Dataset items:
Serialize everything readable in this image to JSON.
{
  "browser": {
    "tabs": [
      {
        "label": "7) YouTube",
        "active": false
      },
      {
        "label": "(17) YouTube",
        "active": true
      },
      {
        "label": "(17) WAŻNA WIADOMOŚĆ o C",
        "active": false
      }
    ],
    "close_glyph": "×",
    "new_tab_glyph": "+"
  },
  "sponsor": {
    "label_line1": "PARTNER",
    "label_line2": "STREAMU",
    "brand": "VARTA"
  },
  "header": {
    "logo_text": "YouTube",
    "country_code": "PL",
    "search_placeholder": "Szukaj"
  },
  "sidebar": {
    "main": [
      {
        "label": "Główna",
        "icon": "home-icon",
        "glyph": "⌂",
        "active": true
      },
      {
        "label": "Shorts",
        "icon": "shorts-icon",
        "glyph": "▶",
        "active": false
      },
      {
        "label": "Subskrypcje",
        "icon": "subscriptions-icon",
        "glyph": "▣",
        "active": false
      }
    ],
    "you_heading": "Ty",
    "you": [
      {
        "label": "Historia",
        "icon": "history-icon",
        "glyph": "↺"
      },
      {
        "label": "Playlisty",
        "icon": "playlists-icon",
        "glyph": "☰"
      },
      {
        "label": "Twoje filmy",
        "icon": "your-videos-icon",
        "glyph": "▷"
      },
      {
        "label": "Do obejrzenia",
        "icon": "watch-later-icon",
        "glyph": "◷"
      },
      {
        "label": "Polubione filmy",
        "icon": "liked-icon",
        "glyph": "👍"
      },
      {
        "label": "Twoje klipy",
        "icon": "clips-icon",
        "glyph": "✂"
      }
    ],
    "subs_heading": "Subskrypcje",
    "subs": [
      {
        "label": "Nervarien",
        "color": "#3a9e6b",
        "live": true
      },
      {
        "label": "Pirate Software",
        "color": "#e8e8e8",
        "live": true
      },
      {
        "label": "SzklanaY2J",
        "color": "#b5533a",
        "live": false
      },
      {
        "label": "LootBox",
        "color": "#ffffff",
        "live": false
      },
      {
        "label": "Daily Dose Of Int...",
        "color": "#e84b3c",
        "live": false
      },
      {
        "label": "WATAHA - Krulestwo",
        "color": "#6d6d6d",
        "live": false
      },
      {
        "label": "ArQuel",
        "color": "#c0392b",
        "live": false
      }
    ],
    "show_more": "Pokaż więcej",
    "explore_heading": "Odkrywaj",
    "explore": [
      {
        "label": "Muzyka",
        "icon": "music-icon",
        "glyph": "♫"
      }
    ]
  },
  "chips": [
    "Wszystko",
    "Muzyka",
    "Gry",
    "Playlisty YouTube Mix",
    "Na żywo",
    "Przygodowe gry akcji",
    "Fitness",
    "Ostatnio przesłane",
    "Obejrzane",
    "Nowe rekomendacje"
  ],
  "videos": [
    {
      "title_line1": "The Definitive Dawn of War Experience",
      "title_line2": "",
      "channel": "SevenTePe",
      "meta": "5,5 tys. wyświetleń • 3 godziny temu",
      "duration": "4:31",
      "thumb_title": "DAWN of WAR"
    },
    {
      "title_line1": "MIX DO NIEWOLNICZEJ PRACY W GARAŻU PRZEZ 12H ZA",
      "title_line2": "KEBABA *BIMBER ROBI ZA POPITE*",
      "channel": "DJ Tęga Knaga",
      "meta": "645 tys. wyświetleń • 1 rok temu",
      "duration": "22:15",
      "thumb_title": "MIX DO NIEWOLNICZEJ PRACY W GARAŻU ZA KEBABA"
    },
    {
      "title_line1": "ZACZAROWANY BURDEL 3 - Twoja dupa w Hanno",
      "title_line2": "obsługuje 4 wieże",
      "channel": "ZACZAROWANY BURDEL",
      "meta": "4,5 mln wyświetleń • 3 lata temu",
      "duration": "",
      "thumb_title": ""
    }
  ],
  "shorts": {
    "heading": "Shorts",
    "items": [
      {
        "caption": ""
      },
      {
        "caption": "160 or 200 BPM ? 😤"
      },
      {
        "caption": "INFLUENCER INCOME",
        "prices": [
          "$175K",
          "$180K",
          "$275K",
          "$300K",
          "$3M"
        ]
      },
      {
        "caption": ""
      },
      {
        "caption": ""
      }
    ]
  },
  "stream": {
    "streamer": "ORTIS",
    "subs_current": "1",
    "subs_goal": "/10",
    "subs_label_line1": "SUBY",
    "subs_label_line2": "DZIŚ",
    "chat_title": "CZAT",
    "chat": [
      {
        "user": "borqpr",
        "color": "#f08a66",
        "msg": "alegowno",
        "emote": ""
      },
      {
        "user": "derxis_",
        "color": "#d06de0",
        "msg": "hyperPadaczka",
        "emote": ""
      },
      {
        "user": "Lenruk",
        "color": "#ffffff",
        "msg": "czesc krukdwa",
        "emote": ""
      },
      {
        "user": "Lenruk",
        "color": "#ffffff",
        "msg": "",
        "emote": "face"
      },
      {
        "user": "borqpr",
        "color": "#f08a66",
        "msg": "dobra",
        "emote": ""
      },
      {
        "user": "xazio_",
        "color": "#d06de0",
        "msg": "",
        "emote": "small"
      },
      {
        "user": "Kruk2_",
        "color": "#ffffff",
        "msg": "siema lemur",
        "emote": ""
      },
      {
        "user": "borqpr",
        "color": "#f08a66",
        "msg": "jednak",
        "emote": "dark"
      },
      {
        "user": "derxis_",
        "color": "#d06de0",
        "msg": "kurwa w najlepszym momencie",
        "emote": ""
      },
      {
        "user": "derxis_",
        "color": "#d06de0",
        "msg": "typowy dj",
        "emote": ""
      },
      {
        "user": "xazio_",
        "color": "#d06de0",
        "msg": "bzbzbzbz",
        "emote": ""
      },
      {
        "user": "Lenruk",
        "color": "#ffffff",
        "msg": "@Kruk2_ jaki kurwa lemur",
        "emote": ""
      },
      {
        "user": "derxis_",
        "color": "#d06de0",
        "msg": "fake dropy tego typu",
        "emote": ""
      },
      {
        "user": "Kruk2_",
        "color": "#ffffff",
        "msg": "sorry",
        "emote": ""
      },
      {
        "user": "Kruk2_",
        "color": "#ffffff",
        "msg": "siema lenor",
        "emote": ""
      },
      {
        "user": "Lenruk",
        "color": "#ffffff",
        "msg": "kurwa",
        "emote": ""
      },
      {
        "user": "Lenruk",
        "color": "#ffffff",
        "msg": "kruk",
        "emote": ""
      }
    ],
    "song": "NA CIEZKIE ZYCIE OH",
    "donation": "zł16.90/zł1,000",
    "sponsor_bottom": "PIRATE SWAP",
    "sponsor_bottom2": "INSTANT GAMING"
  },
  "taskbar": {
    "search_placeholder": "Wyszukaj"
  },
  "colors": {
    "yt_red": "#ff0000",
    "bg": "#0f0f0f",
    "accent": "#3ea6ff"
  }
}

▶ _The problem_
Provide an exact reproduction of all the entries shown above.

▶ _Output for this exercise_
Serialize everything readable in this image to JSON.
{
  "browser": {
    "tabs": [
      {
        "label": "7) YouTube",
        "active": false
      },
      {
        "label": "(17) YouTube",
        "active": true
      },
      {
        "label": "(17) WAŻNA WIADOMOŚĆ o C",
        "active": false
      }
    ],
    "close_glyph": "×",
    "new_tab_glyph": "+"
  },
  "sponsor": {
    "label_line1": "PARTNER",
    "label_line2": "STREAMU",
    "brand": "VARTA"
  },
  "header": {
    "logo_text": "YouTube",
    "country_code": "PL",
    "search_placeholder": "Szukaj"
  },
  "sidebar": {
    "main": [
      {
        "label": "Główna",
        "icon": "home-icon",
        "glyph": "⌂",
        "active": true
      },
      {
        "label": "Shorts",
        "icon": "shorts-icon",
        "glyph": "▶",
        "active": false
      },
      {
        "label": "Subskrypcje",
        "icon": "subscriptions-icon",
        "glyph": "▣",
        "active": false
      }
    ],
    "you_heading": "Ty",
    "you": [
      {
        "label": "Historia",
        "icon": "history-icon",
        "glyph": "↺"
      },
      {
        "label": "Playlisty",
        "icon": "playlists-icon",
        "glyph": "☰"
      },
      {
        "label": "Twoje filmy",
        "icon": "your-videos-icon",
        "glyph": "▷"
      },
      {
        "label": "Do obejrzenia",
        "icon": "watch-later-icon",
        "glyph": "◷"
      },
      {
        "label": "Polubione filmy",
        "icon": "liked-icon",
        "glyph": "👍"
      },
      {
        "label": "Twoje klipy",
        "icon": "clips-icon",
        "glyph": "✂"
      }
    ],
    "subs_heading": "Subskrypcje",
    "subs": [
      {
        "label": "Nervarien",
        "color": "#3a9e6b",
        "live": true
      },
      {
        "label": "Pirate Software",
        "color": "#e8e8e8",
        "live": true
      },
      {
        "label": "SzklanaY2J",
        "color": "#b5533a",
        "live": false
      },
      {
        "label": "LootBox",
        "color": "#ffffff",
        "live": false
      },
      {
        "label": "Daily Dose Of Int...",
        "color": "#e84b3c",
        "live": false
      },
      {
        "label": "WATAHA - Krulestwo",
        "color": "#6d6d6d",
        "live": false
      },
      {
        "label": "ArQuel",
        "color": "#c0392b",
        "live": false
      }
    ],
    "show_more": "Pokaż więcej",
    "explore_heading": "Odkrywaj",
    "explore": [
      {
        "label": "Muzyka",
        "icon": "music-icon",
        "glyph": "♫"
      }
    ]
  },
  "chips": [
    "Wszystko",
    "Muzyka",
    "Gry",
    "Playlisty YouTube Mix",
    "Na żywo",
    "Przygodowe gry akcji",
    "Fitness",
    "Ostatnio przesłane",
    "Obejrzane",
    "Nowe rekomendacje"
  ],
  "videos": [
    {
      "title_line1": "The Definitive Dawn of War Experience",
      "title_line2": "",
      "channel": "SevenTePe",
      "meta": "5,5 tys. wyświetleń • 3 godziny temu",
      "duration": "4:31",
      "thumb_title": "DAWN of WAR"
    },
    {
      "title_line1": "MIX DO NIEWOLNICZEJ PRACY W GARAŻU PRZEZ 12H ZA",
      "title_line2": "KEBABA *BIMBER ROBI ZA POPITE*",
      "channel": "DJ Tęga Knaga",
      "meta": "645 tys. wyświetleń • 1 rok temu",
      "duration": "22:15",
      "thumb_title": "MIX DO NIEWOLNICZEJ PRACY W GARAŻU ZA KEBABA"
    },
    {
      "title_line1": "ZACZAROWANY BURDEL 3 - Twoja dupa w Hanno",
      "title_line2": "obsługuje 4 wieże",
      "channel": "ZACZAROWANY BURDEL",
      "meta": "4,5 mln wyświetleń • 3 lata temu",
      "duration": "",
      "thumb_title": ""
    }
  ],
  "shorts": {
    "heading": "Shorts",
    "items": [
      {
        "caption": ""
      },
      {
        "caption": "160 or 200 BPM ? 😤"
      },
      {
        "caption": "INFLUENCER INCOME",
        "prices": [
          "$175K",
          "$180K",
          "$275K",
          "$300K",
          "$3M"
        ]
      },
      {
        "caption": ""
      },
      {
        "caption": ""
      }
    ]
  },
  "stream": {
    "streamer": "ORTIS",
    "subs_current": "1",
    "subs_goal": "/10",
    "subs_label_line1": "SUBY",
    "subs_label_line2": "DZIŚ",
    "chat_title": "CZAT",
    "chat": [
      {
        "user": "borqpr",
        "color": "#f08a66",
        "msg": "alegowno",
        "emote": ""
      },
      {
        "user": "derxis_",
        "color": "#d06de0",
        "msg": "hyperPadaczka",
        "emote": ""
      },
      {
        "user": "Lenruk",
        "color": "#ffffff",
        "msg": "czesc krukdwa",
        "emote": ""
      },
      {
        "user": "Lenruk",
        "color": "#ffffff",
        "msg": "",
        "emote": "face"
      },
      {
        "user": "borqpr",
        "color": "#f08a66",
        "msg": "dobra",
        "emote": ""
      },
      {
        "user": "xazio_",
        "color": "#d06de0",
        "msg": "",
        "emote": "small"
      },
      {
        "user": "Kruk2_",
        "color": "#ffffff",
        "msg": "siema lemur",
        "emote": ""
      },
      {
        "user": "borqpr",
        "color": "#f08a66",
        "msg": "jednak",
        "emote": "dark"
      },
      {
        "user": "derxis_",
        "color": "#d06de0",
        "msg": "kurwa w najlepszym momencie",
        "emote": ""
      },
      {
        "user": "derxis_",
        "color": "#d06de0",
        "msg": "typowy dj",
        "emote": ""
      },
      {
        "user": "xazio_",
        "color": "#d06de0",
        "msg": "bzbzbzbz",
        "emote": ""
      },
      {
        "user": "Lenruk",
        "color": "#ffffff",
        "msg": "@Kruk2_ jaki kurwa lemur",
        "emote": ""
      },
      {
        "user": "derxis_",
        "color": "#d06de0",
        "msg": "fake dropy tego typu",
        "emote": ""
      },
      {
        "user": "Kruk2_",
        "color": "#ffffff",
        "msg": "sorry",
        "emote": ""
      },
      {
        "user": "Kruk2_",
        "color": "#ffffff",
        "msg": "siema lenor",
        "emote": ""
      },
      {
        "user": "Lenruk",
        "color": "#ffffff",
        "msg": "kurwa",
        "emote": ""
      },
      {
        "user": "Lenruk",
        "color": "#ffffff",
        "msg": "kruk",
        "emote": ""
      }
    ],
    "song": "NA CIEZKIE ZYCIE OH",
    "donation": "zł16.90/zł1,000",
    "sponsor_bottom": "PIRATE SWAP",
    "sponsor_bottom2": "INSTANT GAMING"
  },
  "taskbar": {
    "search_placeholder": "Wyszukaj"
  },
  "colors": {
    "yt_red": "#ff0000",
    "bg": "#0f0f0f",
    "accent": "#3ea6ff"
  }
}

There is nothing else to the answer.